[BEGIN RECORD EXCERPTS]

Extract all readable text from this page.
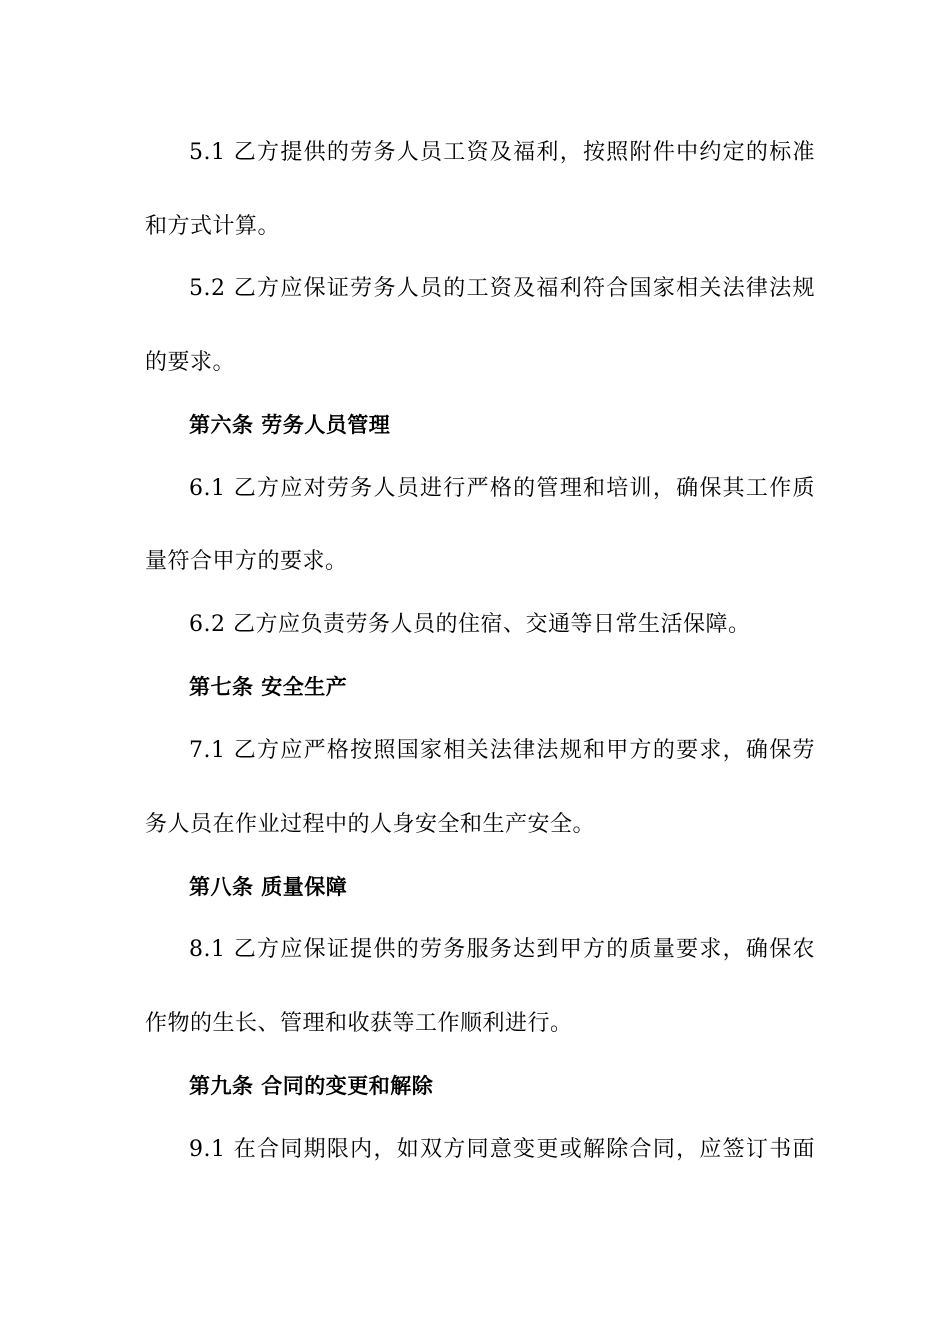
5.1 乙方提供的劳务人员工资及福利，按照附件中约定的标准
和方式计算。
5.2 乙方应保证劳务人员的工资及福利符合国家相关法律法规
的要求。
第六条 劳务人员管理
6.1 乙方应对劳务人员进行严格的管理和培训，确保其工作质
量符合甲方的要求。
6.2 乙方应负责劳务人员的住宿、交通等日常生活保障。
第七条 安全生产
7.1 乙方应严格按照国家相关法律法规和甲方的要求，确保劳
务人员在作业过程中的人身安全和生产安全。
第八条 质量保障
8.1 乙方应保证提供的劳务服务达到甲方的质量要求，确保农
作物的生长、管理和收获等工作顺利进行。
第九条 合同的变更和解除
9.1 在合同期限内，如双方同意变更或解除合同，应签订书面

[END RECORD EXCERPTS]
[BEGIN RECORD EXCERPTS]

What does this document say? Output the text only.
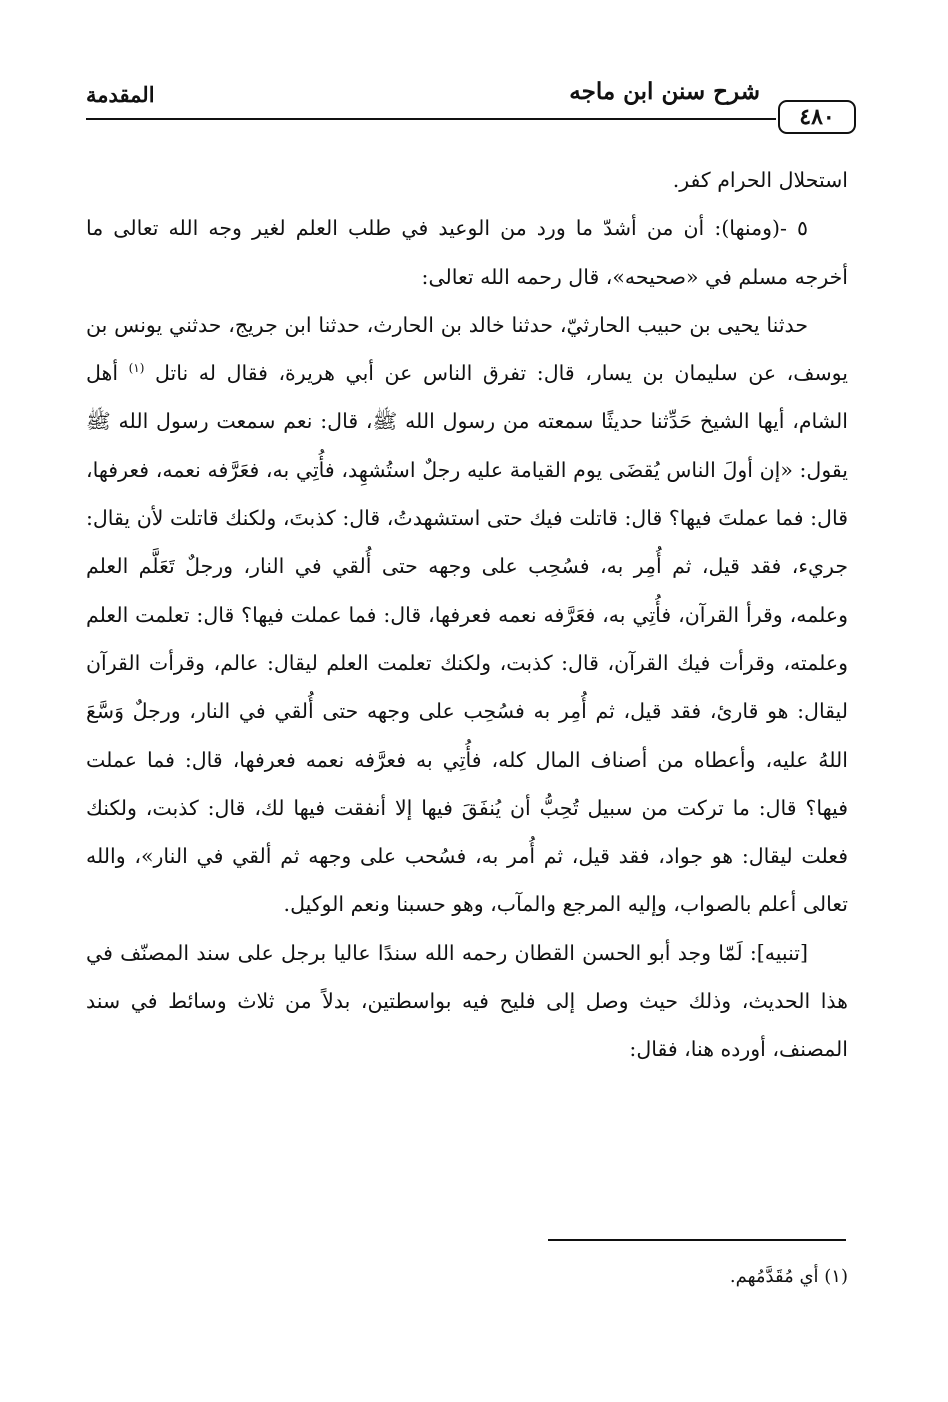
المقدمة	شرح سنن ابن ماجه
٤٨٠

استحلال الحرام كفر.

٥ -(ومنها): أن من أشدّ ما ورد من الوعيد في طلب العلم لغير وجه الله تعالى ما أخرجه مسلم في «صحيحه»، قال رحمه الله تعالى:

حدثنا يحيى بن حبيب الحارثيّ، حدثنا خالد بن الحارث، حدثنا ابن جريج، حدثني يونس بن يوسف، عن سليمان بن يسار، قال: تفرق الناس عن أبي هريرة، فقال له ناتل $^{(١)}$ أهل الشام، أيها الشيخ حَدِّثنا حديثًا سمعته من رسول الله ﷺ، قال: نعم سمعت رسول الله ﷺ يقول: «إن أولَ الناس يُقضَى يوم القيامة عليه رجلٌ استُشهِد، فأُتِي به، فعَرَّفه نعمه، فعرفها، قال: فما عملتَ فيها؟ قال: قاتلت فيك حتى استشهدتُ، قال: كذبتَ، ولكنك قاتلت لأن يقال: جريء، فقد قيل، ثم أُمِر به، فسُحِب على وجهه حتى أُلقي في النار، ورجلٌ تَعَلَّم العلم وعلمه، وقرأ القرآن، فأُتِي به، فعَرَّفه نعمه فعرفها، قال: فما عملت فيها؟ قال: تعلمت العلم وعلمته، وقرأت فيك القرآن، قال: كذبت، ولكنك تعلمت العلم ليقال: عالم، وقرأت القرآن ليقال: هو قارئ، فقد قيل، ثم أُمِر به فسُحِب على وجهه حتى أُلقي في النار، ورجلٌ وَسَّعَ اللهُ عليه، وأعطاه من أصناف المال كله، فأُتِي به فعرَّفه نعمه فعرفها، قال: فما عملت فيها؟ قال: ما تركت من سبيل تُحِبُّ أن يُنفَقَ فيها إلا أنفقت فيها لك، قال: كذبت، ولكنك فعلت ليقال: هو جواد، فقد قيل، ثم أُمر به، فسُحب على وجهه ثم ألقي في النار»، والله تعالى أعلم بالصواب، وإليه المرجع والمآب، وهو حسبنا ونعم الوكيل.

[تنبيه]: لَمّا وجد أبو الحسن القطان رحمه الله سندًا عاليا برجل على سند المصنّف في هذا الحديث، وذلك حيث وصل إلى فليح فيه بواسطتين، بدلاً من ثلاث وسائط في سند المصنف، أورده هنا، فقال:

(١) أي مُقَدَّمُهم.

[END RECORD EXCERPTS]

Go through the entries above and pull out each line with "text" in it.

Extract all readable text from this page.
What does this document say? Output the text only.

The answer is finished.